[PROBLEM DETAILS] Retype the complete listing exactly as it appears.

[DATA PROVIDED]
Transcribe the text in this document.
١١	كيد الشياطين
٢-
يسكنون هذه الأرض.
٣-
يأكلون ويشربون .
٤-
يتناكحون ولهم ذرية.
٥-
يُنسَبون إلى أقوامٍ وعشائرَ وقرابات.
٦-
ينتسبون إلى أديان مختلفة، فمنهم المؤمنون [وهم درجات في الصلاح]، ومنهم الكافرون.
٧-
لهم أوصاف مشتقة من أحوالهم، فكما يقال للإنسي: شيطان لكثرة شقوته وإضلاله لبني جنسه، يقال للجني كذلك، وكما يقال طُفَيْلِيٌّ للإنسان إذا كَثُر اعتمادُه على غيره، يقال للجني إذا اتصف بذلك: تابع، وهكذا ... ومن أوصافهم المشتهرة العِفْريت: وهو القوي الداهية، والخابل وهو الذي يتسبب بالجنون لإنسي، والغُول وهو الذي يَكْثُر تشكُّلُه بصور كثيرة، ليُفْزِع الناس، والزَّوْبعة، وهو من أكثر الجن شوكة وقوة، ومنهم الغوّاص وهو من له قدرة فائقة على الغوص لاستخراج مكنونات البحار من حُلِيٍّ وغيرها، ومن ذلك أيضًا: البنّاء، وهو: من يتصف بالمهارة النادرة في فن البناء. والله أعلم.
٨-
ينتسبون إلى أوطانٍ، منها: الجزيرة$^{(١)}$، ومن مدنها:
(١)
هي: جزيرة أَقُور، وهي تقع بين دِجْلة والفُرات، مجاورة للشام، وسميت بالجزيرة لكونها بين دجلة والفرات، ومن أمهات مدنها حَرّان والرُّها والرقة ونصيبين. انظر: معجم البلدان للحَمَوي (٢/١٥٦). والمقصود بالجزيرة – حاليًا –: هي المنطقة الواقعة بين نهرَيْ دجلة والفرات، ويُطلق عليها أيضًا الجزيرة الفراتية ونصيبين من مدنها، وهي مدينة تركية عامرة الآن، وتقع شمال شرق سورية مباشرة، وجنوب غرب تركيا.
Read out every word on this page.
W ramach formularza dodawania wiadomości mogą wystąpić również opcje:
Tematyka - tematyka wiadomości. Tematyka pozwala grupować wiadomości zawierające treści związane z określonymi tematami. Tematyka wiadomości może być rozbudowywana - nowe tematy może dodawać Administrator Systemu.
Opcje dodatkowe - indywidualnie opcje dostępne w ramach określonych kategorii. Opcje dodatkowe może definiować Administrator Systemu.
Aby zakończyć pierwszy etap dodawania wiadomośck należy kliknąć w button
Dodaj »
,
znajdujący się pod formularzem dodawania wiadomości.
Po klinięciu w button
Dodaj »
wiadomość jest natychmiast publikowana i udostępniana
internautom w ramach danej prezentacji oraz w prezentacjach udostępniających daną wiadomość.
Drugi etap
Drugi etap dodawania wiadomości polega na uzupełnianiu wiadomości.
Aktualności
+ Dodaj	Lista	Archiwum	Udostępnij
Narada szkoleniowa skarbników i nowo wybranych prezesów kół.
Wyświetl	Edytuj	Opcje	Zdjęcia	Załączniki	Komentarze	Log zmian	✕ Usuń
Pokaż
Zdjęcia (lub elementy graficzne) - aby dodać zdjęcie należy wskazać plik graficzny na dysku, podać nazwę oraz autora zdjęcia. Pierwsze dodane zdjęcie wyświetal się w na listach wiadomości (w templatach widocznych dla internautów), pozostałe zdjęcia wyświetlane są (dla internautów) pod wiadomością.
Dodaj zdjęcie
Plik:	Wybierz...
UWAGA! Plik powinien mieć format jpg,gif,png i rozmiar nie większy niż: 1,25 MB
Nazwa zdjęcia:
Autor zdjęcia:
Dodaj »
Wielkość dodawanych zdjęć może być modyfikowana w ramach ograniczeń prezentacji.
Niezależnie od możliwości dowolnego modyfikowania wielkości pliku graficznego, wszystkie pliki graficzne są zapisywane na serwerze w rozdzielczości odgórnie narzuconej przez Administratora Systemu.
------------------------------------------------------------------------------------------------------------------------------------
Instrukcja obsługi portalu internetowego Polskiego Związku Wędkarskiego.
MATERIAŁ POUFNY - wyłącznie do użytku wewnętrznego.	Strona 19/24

[REPLY]
Transcribe the text in this document.
١١	كيد الشياطين
٢-
يسكنون هذه الأرض.
٣-
يأكلون ويشربون .
٤-
يتناكحون ولهم ذرية.
٥-
يُنسَبون إلى أقوامٍ وعشائرَ وقرابات.
٦-
ينتسبون إلى أديان مختلفة، فمنهم المؤمنون [وهم درجات في الصلاح]، ومنهم الكافرون.
٧-
لهم أوصاف مشتقة من أحوالهم، فكما يقال للإنسي: شيطان لكثرة شقوته وإضلاله لبني جنسه، يقال للجني كذلك، وكما يقال طُفَيْلِيٌّ للإنسان إذا كَثُر اعتمادُه على غيره، يقال للجني إذا اتصف بذلك: تابع، وهكذا ... ومن أوصافهم المشتهرة العِفْريت: وهو القوي الداهية، والخابل وهو الذي يتسبب بالجنون لإنسي، والغُول وهو الذي يَكْثُر تشكُّلُه بصور كثيرة، ليُفْزِع الناس، والزَّوْبعة، وهو من أكثر الجن شوكة وقوة، ومنهم الغوّاص وهو من له قدرة فائقة على الغوص لاستخراج مكنونات البحار من حُلِيٍّ وغيرها، ومن ذلك أيضًا: البنّاء، وهو: من يتصف بالمهارة النادرة في فن البناء. والله أعلم.
٨-
ينتسبون إلى أوطانٍ، منها: الجزيرة$^{(١)}$، ومن مدنها:
(١)
هي: جزيرة أَقُور، وهي تقع بين دِجْلة والفُرات، مجاورة للشام، وسميت بالجزيرة لكونها بين دجلة والفرات، ومن أمهات مدنها حَرّان والرُّها والرقة ونصيبين. انظر: معجم البلدان للحَمَوي (٢/١٥٦). والمقصود بالجزيرة – حاليًا –: هي المنطقة الواقعة بين نهرَيْ دجلة والفرات، ويُطلق عليها أيضًا الجزيرة الفراتية ونصيبين من مدنها، وهي مدينة تركية عامرة الآن، وتقع شمال شرق سورية مباشرة، وجنوب غرب تركيا.
Read out every word on this page.
W ramach formularza dodawania wiadomości mogą wystąpić również opcje:
Tematyka - tematyka wiadomości. Tematyka pozwala grupować wiadomości zawierające treści związane z określonymi tematami. Tematyka wiadomości może być rozbudowywana - nowe tematy może dodawać Administrator Systemu.
Opcje dodatkowe - indywidualnie opcje dostępne w ramach określonych kategorii. Opcje dodatkowe może definiować Administrator Systemu.
Aby zakończyć pierwszy etap dodawania wiadomośck należy kliknąć w button
Dodaj »
,
znajdujący się pod formularzem dodawania wiadomości.
Po klinięciu w button
Dodaj »
wiadomość jest natychmiast publikowana i udostępniana
internautom w ramach danej prezentacji oraz w prezentacjach udostępniających daną wiadomość.
Drugi etap
Drugi etap dodawania wiadomości polega na uzupełnianiu wiadomości.
Aktualności
+ Dodaj	Lista	Archiwum	Udostępnij
Narada szkoleniowa skarbników i nowo wybranych prezesów kół.
Wyświetl	Edytuj	Opcje	Zdjęcia	Załączniki	Komentarze	Log zmian	✕ Usuń
Pokaż
Zdjęcia (lub elementy graficzne) - aby dodać zdjęcie należy wskazać plik graficzny na dysku, podać nazwę oraz autora zdjęcia. Pierwsze dodane zdjęcie wyświetal się w na listach wiadomości (w templatach widocznych dla internautów), pozostałe zdjęcia wyświetlane są (dla internautów) pod wiadomością.
Dodaj zdjęcie
Plik:	Wybierz...
UWAGA! Plik powinien mieć format jpg,gif,png i rozmiar nie większy niż: 1,25 MB
Nazwa zdjęcia:
Autor zdjęcia:
Dodaj »
Wielkość dodawanych zdjęć może być modyfikowana w ramach ograniczeń prezentacji.
Niezależnie od możliwości dowolnego modyfikowania wielkości pliku graficznego, wszystkie pliki graficzne są zapisywane na serwerze w rozdzielczości odgórnie narzuconej przez Administratora Systemu.
------------------------------------------------------------------------------------------------------------------------------------
Instrukcja obsługi portalu internetowego Polskiego Związku Wędkarskiego.
MATERIAŁ POUFNY - wyłącznie do użytku wewnętrznego.	Strona 19/24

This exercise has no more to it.